■ **Written instruction**: Repeat all of the material exactly as given.

[start of Task data]

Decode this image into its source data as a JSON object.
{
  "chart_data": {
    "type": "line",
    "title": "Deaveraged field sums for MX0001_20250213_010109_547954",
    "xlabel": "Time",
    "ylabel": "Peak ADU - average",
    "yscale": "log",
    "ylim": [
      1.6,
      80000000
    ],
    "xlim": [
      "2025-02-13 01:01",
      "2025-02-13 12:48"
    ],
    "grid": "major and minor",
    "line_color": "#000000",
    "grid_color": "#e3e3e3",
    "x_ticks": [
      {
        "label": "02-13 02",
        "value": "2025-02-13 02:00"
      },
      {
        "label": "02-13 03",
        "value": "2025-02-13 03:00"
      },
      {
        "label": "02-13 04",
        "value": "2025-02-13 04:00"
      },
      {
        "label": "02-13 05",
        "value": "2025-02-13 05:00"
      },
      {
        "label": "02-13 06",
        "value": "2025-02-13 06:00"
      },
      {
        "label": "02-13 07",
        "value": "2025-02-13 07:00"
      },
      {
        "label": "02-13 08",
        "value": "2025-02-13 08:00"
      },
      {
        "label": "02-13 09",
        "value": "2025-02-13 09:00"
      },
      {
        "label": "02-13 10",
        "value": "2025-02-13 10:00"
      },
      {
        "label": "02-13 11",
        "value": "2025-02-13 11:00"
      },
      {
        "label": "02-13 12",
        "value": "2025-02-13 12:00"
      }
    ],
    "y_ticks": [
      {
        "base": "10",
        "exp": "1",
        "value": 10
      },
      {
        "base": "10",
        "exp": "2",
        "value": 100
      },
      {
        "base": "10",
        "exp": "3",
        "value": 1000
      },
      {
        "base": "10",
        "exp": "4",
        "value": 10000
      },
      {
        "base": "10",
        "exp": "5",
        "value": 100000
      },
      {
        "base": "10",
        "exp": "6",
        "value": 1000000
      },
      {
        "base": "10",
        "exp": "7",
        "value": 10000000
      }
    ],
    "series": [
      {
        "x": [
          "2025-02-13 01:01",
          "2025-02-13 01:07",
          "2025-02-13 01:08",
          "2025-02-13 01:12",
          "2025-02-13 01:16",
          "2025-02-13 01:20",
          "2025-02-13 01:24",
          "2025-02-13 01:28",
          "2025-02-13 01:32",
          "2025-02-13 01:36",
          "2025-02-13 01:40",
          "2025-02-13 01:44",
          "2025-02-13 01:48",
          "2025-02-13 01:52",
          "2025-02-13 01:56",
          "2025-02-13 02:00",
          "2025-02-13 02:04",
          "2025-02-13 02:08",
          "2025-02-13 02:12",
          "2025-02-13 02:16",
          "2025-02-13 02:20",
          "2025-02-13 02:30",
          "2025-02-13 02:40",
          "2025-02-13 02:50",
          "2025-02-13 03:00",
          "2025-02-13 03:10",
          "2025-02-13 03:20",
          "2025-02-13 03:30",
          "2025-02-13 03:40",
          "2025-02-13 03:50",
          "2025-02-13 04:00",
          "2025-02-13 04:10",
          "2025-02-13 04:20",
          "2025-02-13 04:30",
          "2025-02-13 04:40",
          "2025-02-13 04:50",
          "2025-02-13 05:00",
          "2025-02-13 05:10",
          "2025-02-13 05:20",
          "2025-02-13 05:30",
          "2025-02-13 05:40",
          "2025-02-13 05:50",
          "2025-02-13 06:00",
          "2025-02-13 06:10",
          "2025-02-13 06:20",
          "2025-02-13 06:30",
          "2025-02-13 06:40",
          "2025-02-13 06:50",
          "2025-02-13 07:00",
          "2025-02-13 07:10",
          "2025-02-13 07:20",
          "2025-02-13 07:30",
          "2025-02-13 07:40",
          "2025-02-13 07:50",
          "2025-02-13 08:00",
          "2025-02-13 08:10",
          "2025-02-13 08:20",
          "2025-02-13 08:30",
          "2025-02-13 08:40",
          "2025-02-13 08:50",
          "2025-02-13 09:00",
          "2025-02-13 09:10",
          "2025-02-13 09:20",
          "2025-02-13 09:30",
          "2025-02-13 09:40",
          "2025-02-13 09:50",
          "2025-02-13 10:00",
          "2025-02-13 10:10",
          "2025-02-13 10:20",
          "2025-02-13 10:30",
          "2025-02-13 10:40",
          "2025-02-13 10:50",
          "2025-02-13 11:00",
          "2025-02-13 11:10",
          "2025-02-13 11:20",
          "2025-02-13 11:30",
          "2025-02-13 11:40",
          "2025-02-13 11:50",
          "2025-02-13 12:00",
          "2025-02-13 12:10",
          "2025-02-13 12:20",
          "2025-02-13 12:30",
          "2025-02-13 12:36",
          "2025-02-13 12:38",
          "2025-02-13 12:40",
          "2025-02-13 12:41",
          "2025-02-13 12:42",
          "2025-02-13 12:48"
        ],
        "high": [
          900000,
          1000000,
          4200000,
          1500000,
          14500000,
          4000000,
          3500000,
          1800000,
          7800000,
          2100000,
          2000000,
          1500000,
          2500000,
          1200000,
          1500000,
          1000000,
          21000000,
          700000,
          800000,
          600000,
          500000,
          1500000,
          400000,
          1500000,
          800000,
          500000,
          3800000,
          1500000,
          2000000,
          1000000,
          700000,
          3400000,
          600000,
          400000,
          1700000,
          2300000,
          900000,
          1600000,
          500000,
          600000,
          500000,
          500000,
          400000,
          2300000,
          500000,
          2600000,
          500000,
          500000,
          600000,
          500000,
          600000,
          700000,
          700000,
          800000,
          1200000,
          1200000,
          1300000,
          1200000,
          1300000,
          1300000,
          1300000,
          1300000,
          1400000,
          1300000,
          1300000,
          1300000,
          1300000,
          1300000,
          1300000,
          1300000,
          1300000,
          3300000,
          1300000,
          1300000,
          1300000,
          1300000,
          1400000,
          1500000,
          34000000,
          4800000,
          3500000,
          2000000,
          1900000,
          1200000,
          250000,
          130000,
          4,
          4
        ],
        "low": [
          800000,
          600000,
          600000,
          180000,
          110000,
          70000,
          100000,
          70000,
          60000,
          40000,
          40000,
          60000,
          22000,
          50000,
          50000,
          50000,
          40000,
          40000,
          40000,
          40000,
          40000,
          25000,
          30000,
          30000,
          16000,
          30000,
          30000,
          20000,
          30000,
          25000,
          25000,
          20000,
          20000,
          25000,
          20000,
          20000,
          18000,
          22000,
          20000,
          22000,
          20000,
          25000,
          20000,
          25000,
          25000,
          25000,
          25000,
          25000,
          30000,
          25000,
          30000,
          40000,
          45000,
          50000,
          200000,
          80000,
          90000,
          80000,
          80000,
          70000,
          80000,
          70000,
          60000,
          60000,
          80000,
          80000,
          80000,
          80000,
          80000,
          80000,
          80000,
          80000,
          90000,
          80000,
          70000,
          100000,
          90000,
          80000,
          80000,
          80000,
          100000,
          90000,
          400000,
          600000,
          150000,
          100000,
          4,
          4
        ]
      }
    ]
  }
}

[end of Task data]

■ **Solution to this problem**:
Decode this image into its source data as a JSON object.
{
  "chart_data": {
    "type": "line",
    "title": "Deaveraged field sums for MX0001_20250213_010109_547954",
    "xlabel": "Time",
    "ylabel": "Peak ADU - average",
    "yscale": "log",
    "ylim": [
      1.6,
      80000000
    ],
    "xlim": [
      "2025-02-13 01:01",
      "2025-02-13 12:48"
    ],
    "grid": "major and minor",
    "line_color": "#000000",
    "grid_color": "#e3e3e3",
    "x_ticks": [
      {
        "label": "02-13 02",
        "value": "2025-02-13 02:00"
      },
      {
        "label": "02-13 03",
        "value": "2025-02-13 03:00"
      },
      {
        "label": "02-13 04",
        "value": "2025-02-13 04:00"
      },
      {
        "label": "02-13 05",
        "value": "2025-02-13 05:00"
      },
      {
        "label": "02-13 06",
        "value": "2025-02-13 06:00"
      },
      {
        "label": "02-13 07",
        "value": "2025-02-13 07:00"
      },
      {
        "label": "02-13 08",
        "value": "2025-02-13 08:00"
      },
      {
        "label": "02-13 09",
        "value": "2025-02-13 09:00"
      },
      {
        "label": "02-13 10",
        "value": "2025-02-13 10:00"
      },
      {
        "label": "02-13 11",
        "value": "2025-02-13 11:00"
      },
      {
        "label": "02-13 12",
        "value": "2025-02-13 12:00"
      }
    ],
    "y_ticks": [
      {
        "base": "10",
        "exp": "1",
        "value": 10
      },
      {
        "base": "10",
        "exp": "2",
        "value": 100
      },
      {
        "base": "10",
        "exp": "3",
        "value": 1000
      },
      {
        "base": "10",
        "exp": "4",
        "value": 10000
      },
      {
        "base": "10",
        "exp": "5",
        "value": 100000
      },
      {
        "base": "10",
        "exp": "6",
        "value": 1000000
      },
      {
        "base": "10",
        "exp": "7",
        "value": 10000000
      }
    ],
    "series": [
      {
        "x": [
          "2025-02-13 01:01",
          "2025-02-13 01:07",
          "2025-02-13 01:08",
          "2025-02-13 01:12",
          "2025-02-13 01:16",
          "2025-02-13 01:20",
          "2025-02-13 01:24",
          "2025-02-13 01:28",
          "2025-02-13 01:32",
          "2025-02-13 01:36",
          "2025-02-13 01:40",
          "2025-02-13 01:44",
          "2025-02-13 01:48",
          "2025-02-13 01:52",
          "2025-02-13 01:56",
          "2025-02-13 02:00",
          "2025-02-13 02:04",
          "2025-02-13 02:08",
          "2025-02-13 02:12",
          "2025-02-13 02:16",
          "2025-02-13 02:20",
          "2025-02-13 02:30",
          "2025-02-13 02:40",
          "2025-02-13 02:50",
          "2025-02-13 03:00",
          "2025-02-13 03:10",
          "2025-02-13 03:20",
          "2025-02-13 03:30",
          "2025-02-13 03:40",
          "2025-02-13 03:50",
          "2025-02-13 04:00",
          "2025-02-13 04:10",
          "2025-02-13 04:20",
          "2025-02-13 04:30",
          "2025-02-13 04:40",
          "2025-02-13 04:50",
          "2025-02-13 05:00",
          "2025-02-13 05:10",
          "2025-02-13 05:20",
          "2025-02-13 05:30",
          "2025-02-13 05:40",
          "2025-02-13 05:50",
          "2025-02-13 06:00",
          "2025-02-13 06:10",
          "2025-02-13 06:20",
          "2025-02-13 06:30",
          "2025-02-13 06:40",
          "2025-02-13 06:50",
          "2025-02-13 07:00",
          "2025-02-13 07:10",
          "2025-02-13 07:20",
          "2025-02-13 07:30",
          "2025-02-13 07:40",
          "2025-02-13 07:50",
          "2025-02-13 08:00",
          "2025-02-13 08:10",
          "2025-02-13 08:20",
          "2025-02-13 08:30",
          "2025-02-13 08:40",
          "2025-02-13 08:50",
          "2025-02-13 09:00",
          "2025-02-13 09:10",
          "2025-02-13 09:20",
          "2025-02-13 09:30",
          "2025-02-13 09:40",
          "2025-02-13 09:50",
          "2025-02-13 10:00",
          "2025-02-13 10:10",
          "2025-02-13 10:20",
          "2025-02-13 10:30",
          "2025-02-13 10:40",
          "2025-02-13 10:50",
          "2025-02-13 11:00",
          "2025-02-13 11:10",
          "2025-02-13 11:20",
          "2025-02-13 11:30",
          "2025-02-13 11:40",
          "2025-02-13 11:50",
          "2025-02-13 12:00",
          "2025-02-13 12:10",
          "2025-02-13 12:20",
          "2025-02-13 12:30",
          "2025-02-13 12:36",
          "2025-02-13 12:38",
          "2025-02-13 12:40",
          "2025-02-13 12:41",
          "2025-02-13 12:42",
          "2025-02-13 12:48"
        ],
        "high": [
          900000,
          1000000,
          4200000,
          1500000,
          14500000,
          4000000,
          3500000,
          1800000,
          7800000,
          2100000,
          2000000,
          1500000,
          2500000,
          1200000,
          1500000,
          1000000,
          21000000,
          700000,
          800000,
          600000,
          500000,
          1500000,
          400000,
          1500000,
          800000,
          500000,
          3800000,
          1500000,
          2000000,
          1000000,
          700000,
          3400000,
          600000,
          400000,
          1700000,
          2300000,
          900000,
          1600000,
          500000,
          600000,
          500000,
          500000,
          400000,
          2300000,
          500000,
          2600000,
          500000,
          500000,
          600000,
          500000,
          600000,
          700000,
          700000,
          800000,
          1200000,
          1200000,
          1300000,
          1200000,
          1300000,
          1300000,
          1300000,
          1300000,
          1400000,
          1300000,
          1300000,
          1300000,
          1300000,
          1300000,
          1300000,
          1300000,
          1300000,
          3300000,
          1300000,
          1300000,
          1300000,
          1300000,
          1400000,
          1500000,
          34000000,
          4800000,
          3500000,
          2000000,
          1900000,
          1200000,
          250000,
          130000,
          4,
          4
        ],
        "low": [
          800000,
          600000,
          600000,
          180000,
          110000,
          70000,
          100000,
          70000,
          60000,
          40000,
          40000,
          60000,
          22000,
          50000,
          50000,
          50000,
          40000,
          40000,
          40000,
          40000,
          40000,
          25000,
          30000,
          30000,
          16000,
          30000,
          30000,
          20000,
          30000,
          25000,
          25000,
          20000,
          20000,
          25000,
          20000,
          20000,
          18000,
          22000,
          20000,
          22000,
          20000,
          25000,
          20000,
          25000,
          25000,
          25000,
          25000,
          25000,
          30000,
          25000,
          30000,
          40000,
          45000,
          50000,
          200000,
          80000,
          90000,
          80000,
          80000,
          70000,
          80000,
          70000,
          60000,
          60000,
          80000,
          80000,
          80000,
          80000,
          80000,
          80000,
          80000,
          80000,
          90000,
          80000,
          70000,
          100000,
          90000,
          80000,
          80000,
          80000,
          100000,
          90000,
          400000,
          600000,
          150000,
          100000,
          4,
          4
        ]
      }
    ]
  }
}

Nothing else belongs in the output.